═══ Data shown

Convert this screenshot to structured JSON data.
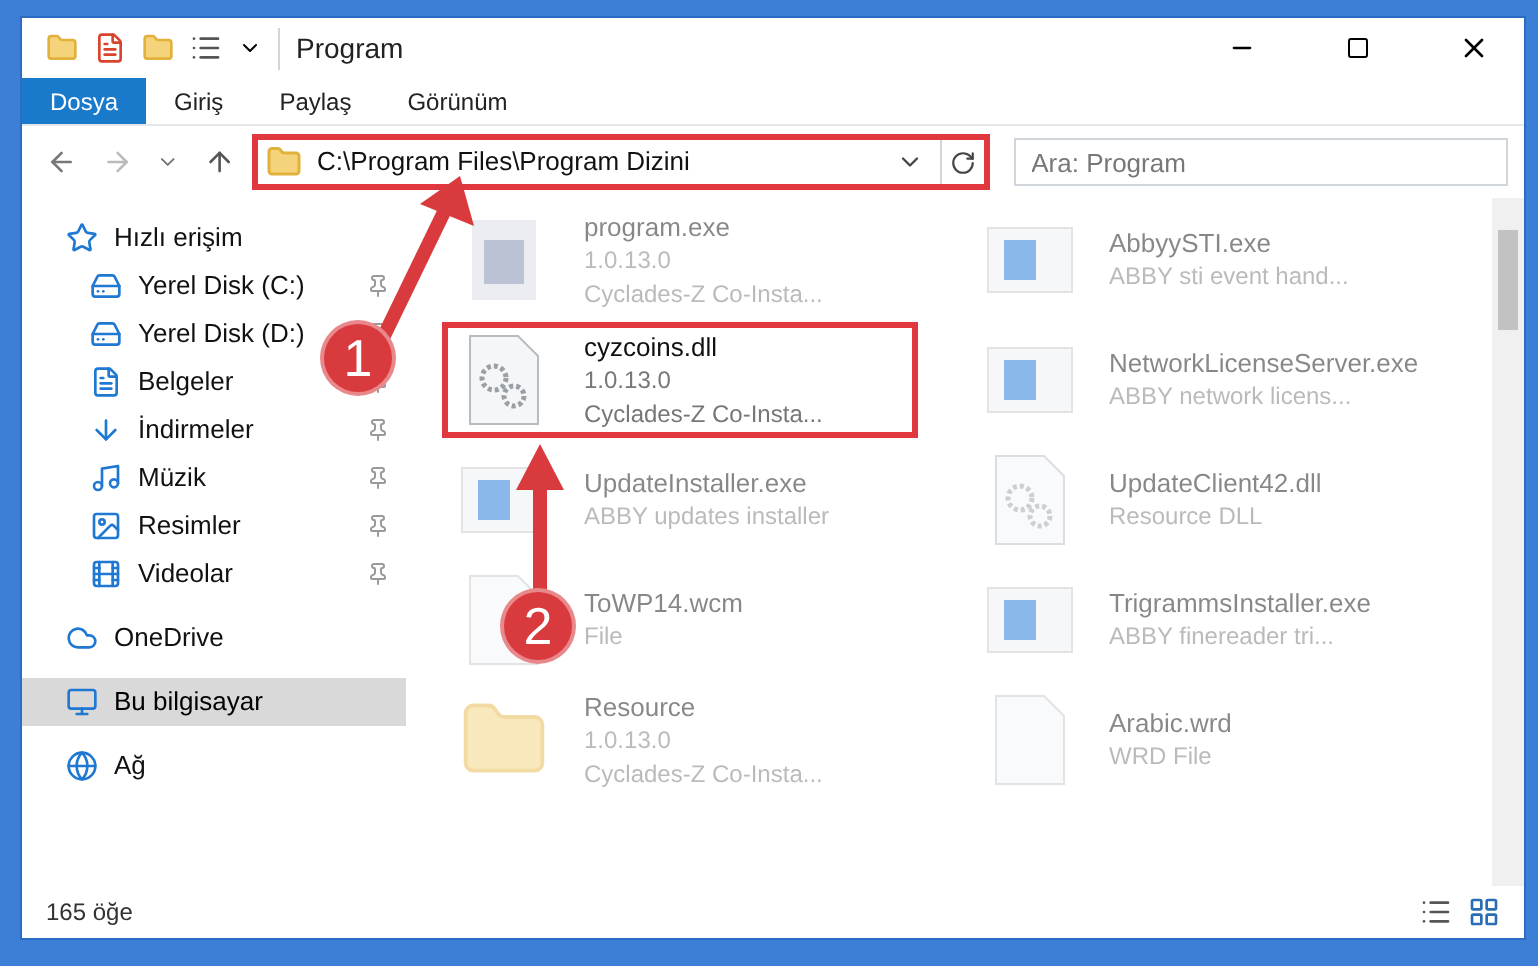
{
  "window": {
    "title": "Program"
  },
  "ribbon_tabs": [
    {
      "label": "Dosya",
      "selected": true
    },
    {
      "label": "Giriş",
      "selected": false
    },
    {
      "label": "Paylaş",
      "selected": false
    },
    {
      "label": "Görünüm",
      "selected": false
    }
  ],
  "address": {
    "path": "C:\\Program Files\\Program Dizini",
    "highlighted": true
  },
  "search": {
    "placeholder": "Ara: Program"
  },
  "nav": {
    "items": [
      {
        "label": "Hızlı erişim",
        "kind": "star",
        "selected": false,
        "children": [
          {
            "label": "Yerel Disk (C:)",
            "kind": "drive",
            "pinned": true,
            "selected": false
          },
          {
            "label": "Yerel Disk (D:)",
            "kind": "drive",
            "pinned": true,
            "selected": false
          },
          {
            "label": "Belgeler",
            "kind": "docs",
            "pinned": true,
            "selected": false
          },
          {
            "label": "İndirmeler",
            "kind": "download",
            "pinned": true,
            "selected": false
          },
          {
            "label": "Müzik",
            "kind": "music",
            "pinned": true,
            "selected": false
          },
          {
            "label": "Resimler",
            "kind": "pictures",
            "pinned": true,
            "selected": false
          },
          {
            "label": "Videolar",
            "kind": "video",
            "pinned": true,
            "selected": false
          }
        ]
      },
      {
        "label": "OneDrive",
        "kind": "cloud",
        "selected": false
      },
      {
        "label": "Bu bilgisayar",
        "kind": "pc",
        "selected": true
      },
      {
        "label": "Ağ",
        "kind": "network",
        "selected": false
      }
    ]
  },
  "files": [
    {
      "name": "program.exe",
      "lines": [
        "1.0.13.0",
        "Cyclades-Z Co-Insta..."
      ],
      "kind": "app",
      "highlighted": false,
      "blurred": true
    },
    {
      "name": "AbbyySTI.exe",
      "lines": [
        "ABBY sti event hand..."
      ],
      "kind": "window",
      "highlighted": false,
      "blurred": true
    },
    {
      "name": "cyzcoins.dll",
      "lines": [
        "1.0.13.0",
        "Cyclades-Z Co-Insta..."
      ],
      "kind": "gear",
      "highlighted": true,
      "blurred": false
    },
    {
      "name": "NetworkLicenseServer.exe",
      "lines": [
        "ABBY network licens..."
      ],
      "kind": "window",
      "highlighted": false,
      "blurred": true
    },
    {
      "name": "UpdateInstaller.exe",
      "lines": [
        "ABBY updates installer"
      ],
      "kind": "window",
      "highlighted": false,
      "blurred": true
    },
    {
      "name": "UpdateClient42.dll",
      "lines": [
        "Resource DLL"
      ],
      "kind": "gear",
      "highlighted": false,
      "blurred": true
    },
    {
      "name": "ToWP14.wcm",
      "lines": [
        "File"
      ],
      "kind": "blank",
      "highlighted": false,
      "blurred": true
    },
    {
      "name": "TrigrammsInstaller.exe",
      "lines": [
        "ABBY finereader tri..."
      ],
      "kind": "window",
      "highlighted": false,
      "blurred": true
    },
    {
      "name": "Resource",
      "lines": [
        "1.0.13.0",
        "Cyclades-Z Co-Insta..."
      ],
      "kind": "folder",
      "highlighted": false,
      "blurred": true
    },
    {
      "name": "Arabic.wrd",
      "lines": [
        "WRD File"
      ],
      "kind": "blank",
      "highlighted": false,
      "blurred": true
    }
  ],
  "status_bar": {
    "count": "165 öğe"
  },
  "annotations": [
    {
      "number": "1"
    },
    {
      "number": "2"
    }
  ]
}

══════

Using the data above, print every line exactly, omitting pictures.

▶ **Reply**:
Convert this screenshot to structured JSON data.
{
  "window": {
    "title": "Program"
  },
  "ribbon_tabs": [
    {
      "label": "Dosya",
      "selected": true
    },
    {
      "label": "Giriş",
      "selected": false
    },
    {
      "label": "Paylaş",
      "selected": false
    },
    {
      "label": "Görünüm",
      "selected": false
    }
  ],
  "address": {
    "path": "C:\\Program Files\\Program Dizini",
    "highlighted": true
  },
  "search": {
    "placeholder": "Ara: Program"
  },
  "nav": {
    "items": [
      {
        "label": "Hızlı erişim",
        "kind": "star",
        "selected": false,
        "children": [
          {
            "label": "Yerel Disk (C:)",
            "kind": "drive",
            "pinned": true,
            "selected": false
          },
          {
            "label": "Yerel Disk (D:)",
            "kind": "drive",
            "pinned": true,
            "selected": false
          },
          {
            "label": "Belgeler",
            "kind": "docs",
            "pinned": true,
            "selected": false
          },
          {
            "label": "İndirmeler",
            "kind": "download",
            "pinned": true,
            "selected": false
          },
          {
            "label": "Müzik",
            "kind": "music",
            "pinned": true,
            "selected": false
          },
          {
            "label": "Resimler",
            "kind": "pictures",
            "pinned": true,
            "selected": false
          },
          {
            "label": "Videolar",
            "kind": "video",
            "pinned": true,
            "selected": false
          }
        ]
      },
      {
        "label": "OneDrive",
        "kind": "cloud",
        "selected": false
      },
      {
        "label": "Bu bilgisayar",
        "kind": "pc",
        "selected": true
      },
      {
        "label": "Ağ",
        "kind": "network",
        "selected": false
      }
    ]
  },
  "files": [
    {
      "name": "program.exe",
      "lines": [
        "1.0.13.0",
        "Cyclades-Z Co-Insta..."
      ],
      "kind": "app",
      "highlighted": false,
      "blurred": true
    },
    {
      "name": "AbbyySTI.exe",
      "lines": [
        "ABBY sti event hand..."
      ],
      "kind": "window",
      "highlighted": false,
      "blurred": true
    },
    {
      "name": "cyzcoins.dll",
      "lines": [
        "1.0.13.0",
        "Cyclades-Z Co-Insta..."
      ],
      "kind": "gear",
      "highlighted": true,
      "blurred": false
    },
    {
      "name": "NetworkLicenseServer.exe",
      "lines": [
        "ABBY network licens..."
      ],
      "kind": "window",
      "highlighted": false,
      "blurred": true
    },
    {
      "name": "UpdateInstaller.exe",
      "lines": [
        "ABBY updates installer"
      ],
      "kind": "window",
      "highlighted": false,
      "blurred": true
    },
    {
      "name": "UpdateClient42.dll",
      "lines": [
        "Resource DLL"
      ],
      "kind": "gear",
      "highlighted": false,
      "blurred": true
    },
    {
      "name": "ToWP14.wcm",
      "lines": [
        "File"
      ],
      "kind": "blank",
      "highlighted": false,
      "blurred": true
    },
    {
      "name": "TrigrammsInstaller.exe",
      "lines": [
        "ABBY finereader tri..."
      ],
      "kind": "window",
      "highlighted": false,
      "blurred": true
    },
    {
      "name": "Resource",
      "lines": [
        "1.0.13.0",
        "Cyclades-Z Co-Insta..."
      ],
      "kind": "folder",
      "highlighted": false,
      "blurred": true
    },
    {
      "name": "Arabic.wrd",
      "lines": [
        "WRD File"
      ],
      "kind": "blank",
      "highlighted": false,
      "blurred": true
    }
  ],
  "status_bar": {
    "count": "165 öğe"
  },
  "annotations": [
    {
      "number": "1"
    },
    {
      "number": "2"
    }
  ]
}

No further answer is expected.